#### Exercise objective:
Set down all of the data that follows word for word, without the images.

#### The records:
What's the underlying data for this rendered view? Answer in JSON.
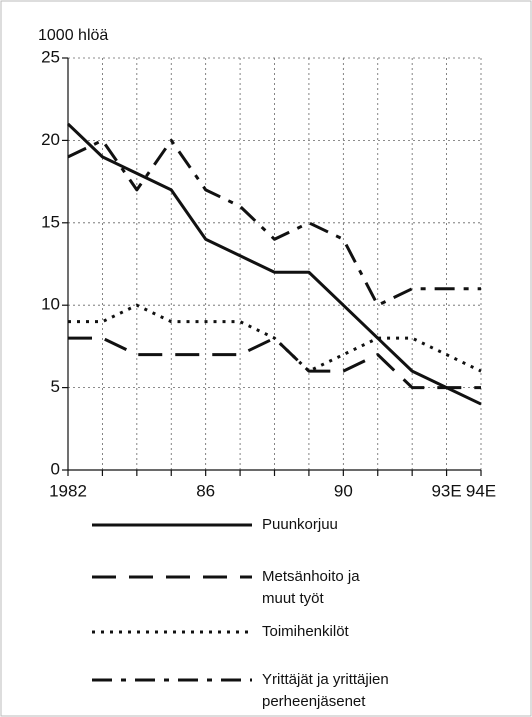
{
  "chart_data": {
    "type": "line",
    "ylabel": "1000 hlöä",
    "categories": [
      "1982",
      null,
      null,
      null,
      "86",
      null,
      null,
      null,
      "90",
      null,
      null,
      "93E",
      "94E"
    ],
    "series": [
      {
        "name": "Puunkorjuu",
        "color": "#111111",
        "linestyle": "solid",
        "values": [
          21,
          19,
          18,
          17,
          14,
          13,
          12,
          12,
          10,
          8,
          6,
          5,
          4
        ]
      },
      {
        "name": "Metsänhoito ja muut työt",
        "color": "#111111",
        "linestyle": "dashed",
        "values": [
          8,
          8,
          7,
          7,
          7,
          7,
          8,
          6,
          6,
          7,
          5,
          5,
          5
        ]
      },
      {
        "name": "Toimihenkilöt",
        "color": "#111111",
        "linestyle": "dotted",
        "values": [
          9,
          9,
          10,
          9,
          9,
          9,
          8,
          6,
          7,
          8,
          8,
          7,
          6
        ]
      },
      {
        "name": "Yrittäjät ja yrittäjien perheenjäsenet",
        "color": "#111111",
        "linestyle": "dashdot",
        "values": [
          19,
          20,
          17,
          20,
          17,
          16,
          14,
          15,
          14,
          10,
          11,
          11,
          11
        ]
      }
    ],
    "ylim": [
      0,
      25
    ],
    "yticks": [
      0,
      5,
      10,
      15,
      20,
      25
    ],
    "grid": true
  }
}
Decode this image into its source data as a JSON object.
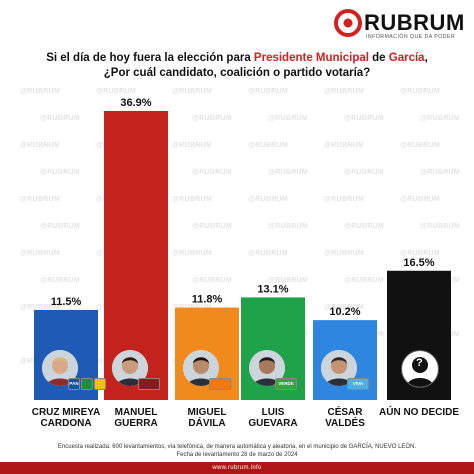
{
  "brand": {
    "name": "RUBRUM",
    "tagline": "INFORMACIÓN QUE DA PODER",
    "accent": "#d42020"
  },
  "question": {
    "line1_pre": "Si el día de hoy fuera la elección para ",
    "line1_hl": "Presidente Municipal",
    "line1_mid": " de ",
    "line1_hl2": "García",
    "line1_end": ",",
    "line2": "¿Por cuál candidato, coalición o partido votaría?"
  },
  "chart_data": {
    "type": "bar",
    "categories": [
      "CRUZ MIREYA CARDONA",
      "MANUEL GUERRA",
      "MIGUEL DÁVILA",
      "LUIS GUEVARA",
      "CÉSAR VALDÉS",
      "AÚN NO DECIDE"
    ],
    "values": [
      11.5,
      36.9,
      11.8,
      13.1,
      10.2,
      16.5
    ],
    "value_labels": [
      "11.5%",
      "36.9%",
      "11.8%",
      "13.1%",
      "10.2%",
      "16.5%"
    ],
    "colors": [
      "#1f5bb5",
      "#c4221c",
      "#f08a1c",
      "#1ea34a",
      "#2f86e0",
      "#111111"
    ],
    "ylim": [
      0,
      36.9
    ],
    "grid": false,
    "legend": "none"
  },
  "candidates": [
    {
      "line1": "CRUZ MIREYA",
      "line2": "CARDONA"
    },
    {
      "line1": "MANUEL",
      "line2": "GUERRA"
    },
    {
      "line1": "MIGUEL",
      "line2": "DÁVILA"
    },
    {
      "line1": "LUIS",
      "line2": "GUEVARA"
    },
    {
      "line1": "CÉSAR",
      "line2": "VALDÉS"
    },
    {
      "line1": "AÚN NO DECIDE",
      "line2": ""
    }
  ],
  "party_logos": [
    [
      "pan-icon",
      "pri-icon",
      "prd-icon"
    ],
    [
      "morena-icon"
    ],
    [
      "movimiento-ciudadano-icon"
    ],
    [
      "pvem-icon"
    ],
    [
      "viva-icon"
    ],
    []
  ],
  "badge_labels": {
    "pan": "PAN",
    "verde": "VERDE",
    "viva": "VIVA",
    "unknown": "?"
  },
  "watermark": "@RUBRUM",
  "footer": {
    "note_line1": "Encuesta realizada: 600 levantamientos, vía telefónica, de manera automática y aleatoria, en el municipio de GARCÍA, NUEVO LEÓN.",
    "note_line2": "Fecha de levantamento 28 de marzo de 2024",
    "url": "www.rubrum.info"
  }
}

#### Answer to the exercise:
What's the underlying data for this rendered view? Answer in JSON.
{
  "chart_data": {
    "type": "line",
    "ylabel": "1000 hlöä",
    "categories": [
      "1982",
      null,
      null,
      null,
      "86",
      null,
      null,
      null,
      "90",
      null,
      null,
      "93E",
      "94E"
    ],
    "series": [
      {
        "name": "Puunkorjuu",
        "color": "#111111",
        "linestyle": "solid",
        "values": [
          21,
          19,
          18,
          17,
          14,
          13,
          12,
          12,
          10,
          8,
          6,
          5,
          4
        ]
      },
      {
        "name": "Metsänhoito ja muut työt",
        "color": "#111111",
        "linestyle": "dashed",
        "values": [
          8,
          8,
          7,
          7,
          7,
          7,
          8,
          6,
          6,
          7,
          5,
          5,
          5
        ]
      },
      {
        "name": "Toimihenkilöt",
        "color": "#111111",
        "linestyle": "dotted",
        "values": [
          9,
          9,
          10,
          9,
          9,
          9,
          8,
          6,
          7,
          8,
          8,
          7,
          6
        ]
      },
      {
        "name": "Yrittäjät ja yrittäjien perheenjäsenet",
        "color": "#111111",
        "linestyle": "dashdot",
        "values": [
          19,
          20,
          17,
          20,
          17,
          16,
          14,
          15,
          14,
          10,
          11,
          11,
          11
        ]
      }
    ],
    "ylim": [
      0,
      25
    ],
    "yticks": [
      0,
      5,
      10,
      15,
      20,
      25
    ],
    "grid": true
  }
}
Decode this image into its source data as a JSON object.
{
  "brand": {
    "name": "RUBRUM",
    "tagline": "INFORMACIÓN QUE DA PODER",
    "accent": "#d42020"
  },
  "question": {
    "line1_pre": "Si el día de hoy fuera la elección para ",
    "line1_hl": "Presidente Municipal",
    "line1_mid": " de ",
    "line1_hl2": "García",
    "line1_end": ",",
    "line2": "¿Por cuál candidato, coalición o partido votaría?"
  },
  "chart_data": {
    "type": "bar",
    "categories": [
      "CRUZ MIREYA CARDONA",
      "MANUEL GUERRA",
      "MIGUEL DÁVILA",
      "LUIS GUEVARA",
      "CÉSAR VALDÉS",
      "AÚN NO DECIDE"
    ],
    "values": [
      11.5,
      36.9,
      11.8,
      13.1,
      10.2,
      16.5
    ],
    "value_labels": [
      "11.5%",
      "36.9%",
      "11.8%",
      "13.1%",
      "10.2%",
      "16.5%"
    ],
    "colors": [
      "#1f5bb5",
      "#c4221c",
      "#f08a1c",
      "#1ea34a",
      "#2f86e0",
      "#111111"
    ],
    "ylim": [
      0,
      36.9
    ],
    "grid": false,
    "legend": "none"
  },
  "candidates": [
    {
      "line1": "CRUZ MIREYA",
      "line2": "CARDONA"
    },
    {
      "line1": "MANUEL",
      "line2": "GUERRA"
    },
    {
      "line1": "MIGUEL",
      "line2": "DÁVILA"
    },
    {
      "line1": "LUIS",
      "line2": "GUEVARA"
    },
    {
      "line1": "CÉSAR",
      "line2": "VALDÉS"
    },
    {
      "line1": "AÚN NO DECIDE",
      "line2": ""
    }
  ],
  "party_logos": [
    [
      "pan-icon",
      "pri-icon",
      "prd-icon"
    ],
    [
      "morena-icon"
    ],
    [
      "movimiento-ciudadano-icon"
    ],
    [
      "pvem-icon"
    ],
    [
      "viva-icon"
    ],
    []
  ],
  "badge_labels": {
    "pan": "PAN",
    "verde": "VERDE",
    "viva": "VIVA",
    "unknown": "?"
  },
  "watermark": "@RUBRUM",
  "footer": {
    "note_line1": "Encuesta realizada: 600 levantamientos, vía telefónica, de manera automática y aleatoria, en el municipio de GARCÍA, NUEVO LEÓN.",
    "note_line2": "Fecha de levantamento 28 de marzo de 2024",
    "url": "www.rubrum.info"
  }
}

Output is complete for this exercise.